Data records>
_ _ _ _ _

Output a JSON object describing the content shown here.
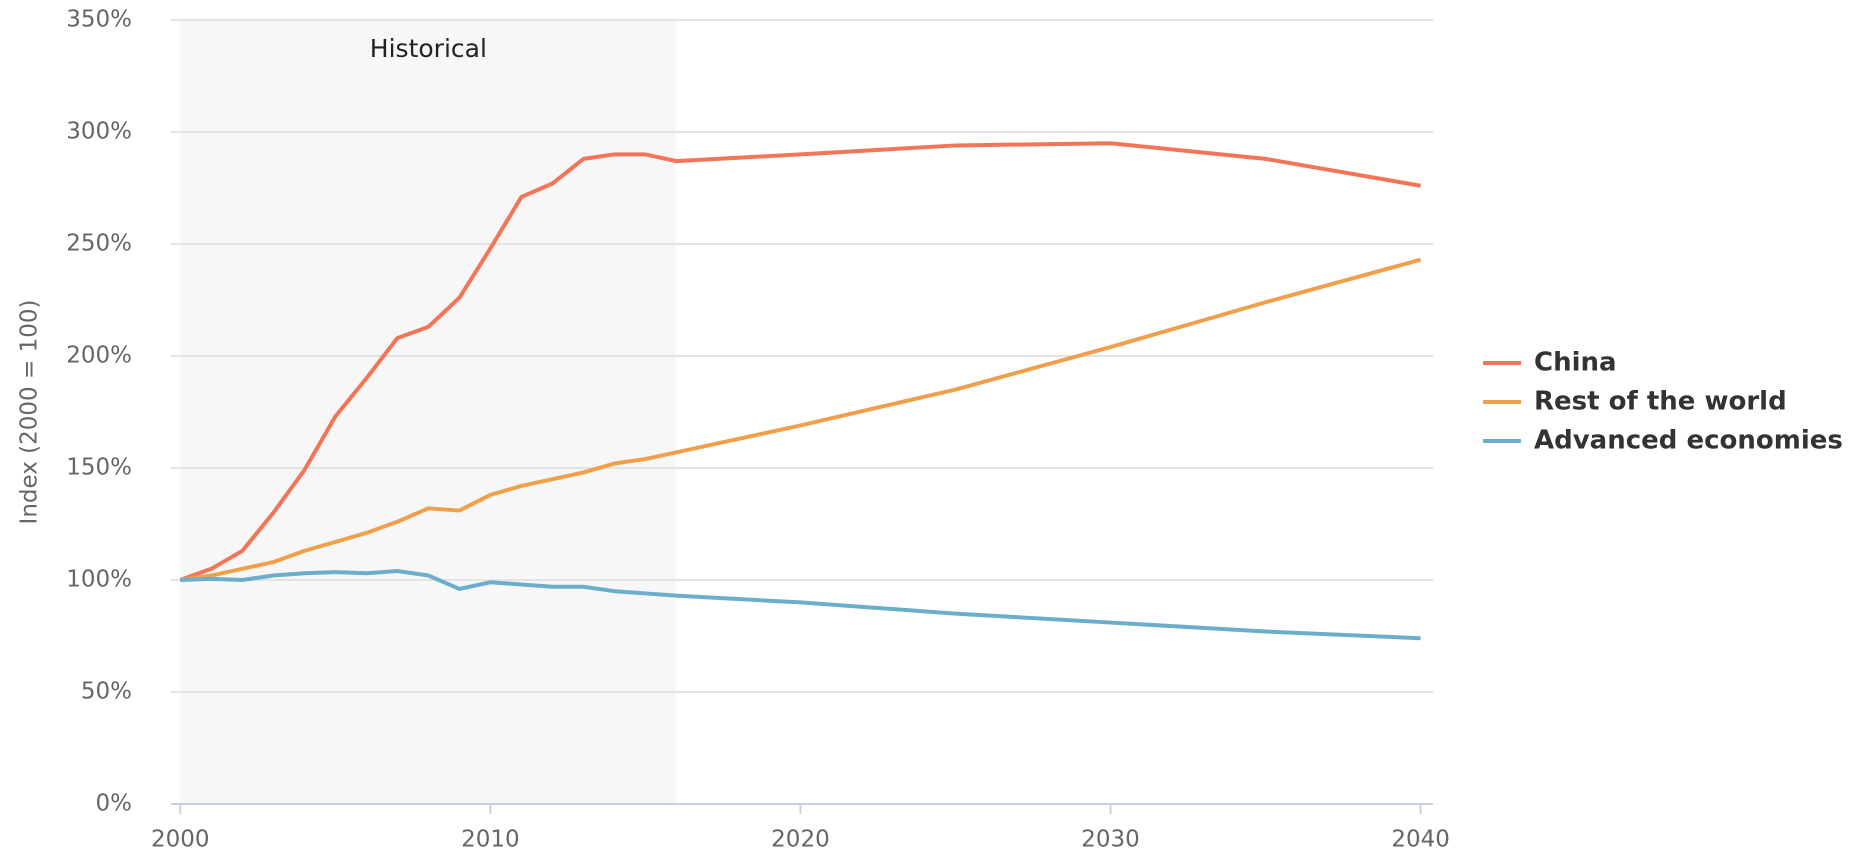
{
  "chart_data": {
    "type": "line",
    "ylabel": "Index (2000 = 100)",
    "x": [
      2000,
      2001,
      2002,
      2003,
      2004,
      2005,
      2006,
      2007,
      2008,
      2009,
      2010,
      2011,
      2012,
      2013,
      2014,
      2015,
      2016,
      2020,
      2025,
      2030,
      2035,
      2040
    ],
    "series": [
      {
        "name": "China",
        "color": "#f47458",
        "values": [
          100,
          105,
          113,
          130,
          149,
          173,
          190,
          208,
          213,
          226,
          248,
          271,
          277,
          288,
          290,
          290,
          287,
          290,
          294,
          295,
          288,
          276
        ]
      },
      {
        "name": "Rest of the world",
        "color": "#f0a04b",
        "values": [
          100,
          102,
          105,
          108,
          113,
          117,
          121,
          126,
          132,
          131,
          138,
          142,
          145,
          148,
          152,
          154,
          157,
          169,
          185,
          204,
          224,
          243
        ]
      },
      {
        "name": "Advanced economies",
        "color": "#6aaecb",
        "values": [
          100,
          100.5,
          100,
          102,
          103,
          103.5,
          103,
          104,
          102,
          96,
          99,
          98,
          97,
          97,
          95,
          94,
          93,
          90,
          85,
          81,
          77,
          74
        ]
      }
    ],
    "shade": {
      "x": [
        2000,
        2016
      ],
      "label": "Historical"
    },
    "xlim": [
      1999.7,
      2040.4
    ],
    "xticks": [
      2000,
      2010,
      2020,
      2030,
      2040
    ],
    "ylim": [
      0,
      350
    ],
    "yticks": [
      {
        "value": 0,
        "label": "0%"
      },
      {
        "value": 50,
        "label": "50%"
      },
      {
        "value": 100,
        "label": "100%"
      },
      {
        "value": 150,
        "label": "150%"
      },
      {
        "value": 200,
        "label": "200%"
      },
      {
        "value": 250,
        "label": "250%"
      },
      {
        "value": 300,
        "label": "300%"
      },
      {
        "value": 350,
        "label": "350%"
      }
    ],
    "grid": true,
    "legend": "right"
  }
}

_ _ _ _ _

WHAT IS NEEDED> Quote each line of the listing exactly, but leave the pictures out.

RESULT FOR THIS TASK>
Output a JSON object describing the content shown here.
{
  "chart_data": {
    "type": "line",
    "ylabel": "Index (2000 = 100)",
    "x": [
      2000,
      2001,
      2002,
      2003,
      2004,
      2005,
      2006,
      2007,
      2008,
      2009,
      2010,
      2011,
      2012,
      2013,
      2014,
      2015,
      2016,
      2020,
      2025,
      2030,
      2035,
      2040
    ],
    "series": [
      {
        "name": "China",
        "color": "#f47458",
        "values": [
          100,
          105,
          113,
          130,
          149,
          173,
          190,
          208,
          213,
          226,
          248,
          271,
          277,
          288,
          290,
          290,
          287,
          290,
          294,
          295,
          288,
          276
        ]
      },
      {
        "name": "Rest of the world",
        "color": "#f0a04b",
        "values": [
          100,
          102,
          105,
          108,
          113,
          117,
          121,
          126,
          132,
          131,
          138,
          142,
          145,
          148,
          152,
          154,
          157,
          169,
          185,
          204,
          224,
          243
        ]
      },
      {
        "name": "Advanced economies",
        "color": "#6aaecb",
        "values": [
          100,
          100.5,
          100,
          102,
          103,
          103.5,
          103,
          104,
          102,
          96,
          99,
          98,
          97,
          97,
          95,
          94,
          93,
          90,
          85,
          81,
          77,
          74
        ]
      }
    ],
    "shade": {
      "x": [
        2000,
        2016
      ],
      "label": "Historical"
    },
    "xlim": [
      1999.7,
      2040.4
    ],
    "xticks": [
      2000,
      2010,
      2020,
      2030,
      2040
    ],
    "ylim": [
      0,
      350
    ],
    "yticks": [
      {
        "value": 0,
        "label": "0%"
      },
      {
        "value": 50,
        "label": "50%"
      },
      {
        "value": 100,
        "label": "100%"
      },
      {
        "value": 150,
        "label": "150%"
      },
      {
        "value": 200,
        "label": "200%"
      },
      {
        "value": 250,
        "label": "250%"
      },
      {
        "value": 300,
        "label": "300%"
      },
      {
        "value": 350,
        "label": "350%"
      }
    ],
    "grid": true,
    "legend": "right"
  }
}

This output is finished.